— begin —

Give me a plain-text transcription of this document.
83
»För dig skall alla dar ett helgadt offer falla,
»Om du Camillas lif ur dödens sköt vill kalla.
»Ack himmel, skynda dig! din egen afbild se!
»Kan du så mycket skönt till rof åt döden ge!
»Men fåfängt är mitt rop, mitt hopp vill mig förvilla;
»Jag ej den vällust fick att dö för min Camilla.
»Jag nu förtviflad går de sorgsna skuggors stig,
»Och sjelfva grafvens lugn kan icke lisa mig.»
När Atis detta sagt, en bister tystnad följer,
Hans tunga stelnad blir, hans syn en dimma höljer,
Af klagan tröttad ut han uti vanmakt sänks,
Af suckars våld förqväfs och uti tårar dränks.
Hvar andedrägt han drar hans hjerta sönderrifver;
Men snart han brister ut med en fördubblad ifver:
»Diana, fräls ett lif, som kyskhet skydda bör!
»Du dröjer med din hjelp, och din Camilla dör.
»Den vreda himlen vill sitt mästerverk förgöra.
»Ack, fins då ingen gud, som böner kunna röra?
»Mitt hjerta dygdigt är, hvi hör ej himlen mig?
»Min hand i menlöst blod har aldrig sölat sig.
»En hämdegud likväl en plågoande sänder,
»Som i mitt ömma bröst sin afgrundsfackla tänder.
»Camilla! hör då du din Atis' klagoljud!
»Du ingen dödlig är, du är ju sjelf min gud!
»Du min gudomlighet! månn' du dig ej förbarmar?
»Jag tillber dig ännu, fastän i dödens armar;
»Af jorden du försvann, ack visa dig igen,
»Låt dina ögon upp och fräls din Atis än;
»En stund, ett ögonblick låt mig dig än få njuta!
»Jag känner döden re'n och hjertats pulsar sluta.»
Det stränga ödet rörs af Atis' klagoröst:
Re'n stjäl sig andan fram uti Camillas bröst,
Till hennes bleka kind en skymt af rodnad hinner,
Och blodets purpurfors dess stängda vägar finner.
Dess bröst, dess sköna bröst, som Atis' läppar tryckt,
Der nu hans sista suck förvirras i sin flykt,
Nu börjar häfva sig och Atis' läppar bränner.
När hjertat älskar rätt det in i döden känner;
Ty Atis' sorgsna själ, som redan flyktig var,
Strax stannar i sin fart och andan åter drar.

— end —

[Given request] Report only how many lines in the listing contain the string "Camillas".

[Exercise answer] 2